▶ [SHORT TASK]: Count every line in the following entries where the word "JSON" appears. Give the count alone.

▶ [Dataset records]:
⁂

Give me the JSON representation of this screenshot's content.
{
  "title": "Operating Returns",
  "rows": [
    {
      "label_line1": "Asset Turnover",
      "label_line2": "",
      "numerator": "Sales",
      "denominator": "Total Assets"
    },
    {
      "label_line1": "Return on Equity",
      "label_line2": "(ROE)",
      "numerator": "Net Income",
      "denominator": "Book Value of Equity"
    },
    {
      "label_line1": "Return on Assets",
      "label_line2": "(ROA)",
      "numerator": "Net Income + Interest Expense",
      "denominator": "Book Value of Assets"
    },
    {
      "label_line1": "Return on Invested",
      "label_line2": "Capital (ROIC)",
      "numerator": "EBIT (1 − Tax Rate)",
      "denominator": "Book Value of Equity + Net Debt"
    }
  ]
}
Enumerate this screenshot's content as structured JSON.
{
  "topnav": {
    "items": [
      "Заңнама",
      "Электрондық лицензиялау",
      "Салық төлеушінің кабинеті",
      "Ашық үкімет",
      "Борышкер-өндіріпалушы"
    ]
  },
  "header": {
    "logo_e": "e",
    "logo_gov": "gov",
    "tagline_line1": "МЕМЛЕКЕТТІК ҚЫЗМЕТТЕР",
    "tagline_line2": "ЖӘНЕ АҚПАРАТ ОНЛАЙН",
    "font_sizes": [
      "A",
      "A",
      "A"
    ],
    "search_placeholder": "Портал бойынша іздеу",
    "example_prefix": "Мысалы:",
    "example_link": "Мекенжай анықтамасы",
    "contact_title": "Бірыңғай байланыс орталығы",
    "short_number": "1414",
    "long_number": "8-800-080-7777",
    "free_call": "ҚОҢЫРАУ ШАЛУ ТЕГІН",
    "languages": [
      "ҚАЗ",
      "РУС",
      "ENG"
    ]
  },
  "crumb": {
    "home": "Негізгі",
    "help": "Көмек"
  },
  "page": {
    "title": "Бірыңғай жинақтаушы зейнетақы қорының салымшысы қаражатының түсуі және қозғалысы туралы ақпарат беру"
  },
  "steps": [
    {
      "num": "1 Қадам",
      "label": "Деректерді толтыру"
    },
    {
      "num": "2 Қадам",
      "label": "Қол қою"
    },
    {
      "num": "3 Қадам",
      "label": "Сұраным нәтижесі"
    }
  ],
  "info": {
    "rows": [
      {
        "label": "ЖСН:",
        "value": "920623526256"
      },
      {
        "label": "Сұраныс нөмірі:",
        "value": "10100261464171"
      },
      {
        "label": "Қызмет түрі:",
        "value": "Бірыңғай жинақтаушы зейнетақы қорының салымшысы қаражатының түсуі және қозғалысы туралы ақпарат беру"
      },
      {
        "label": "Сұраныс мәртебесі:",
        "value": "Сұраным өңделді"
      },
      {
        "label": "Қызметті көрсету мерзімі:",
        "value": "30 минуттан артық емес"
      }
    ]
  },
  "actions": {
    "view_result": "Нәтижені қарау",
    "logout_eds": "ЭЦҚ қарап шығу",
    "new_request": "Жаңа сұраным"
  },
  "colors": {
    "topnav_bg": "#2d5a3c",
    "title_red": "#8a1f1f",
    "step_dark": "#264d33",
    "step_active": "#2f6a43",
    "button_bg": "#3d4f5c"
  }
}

⁂

▶ [THE REPLY]: 2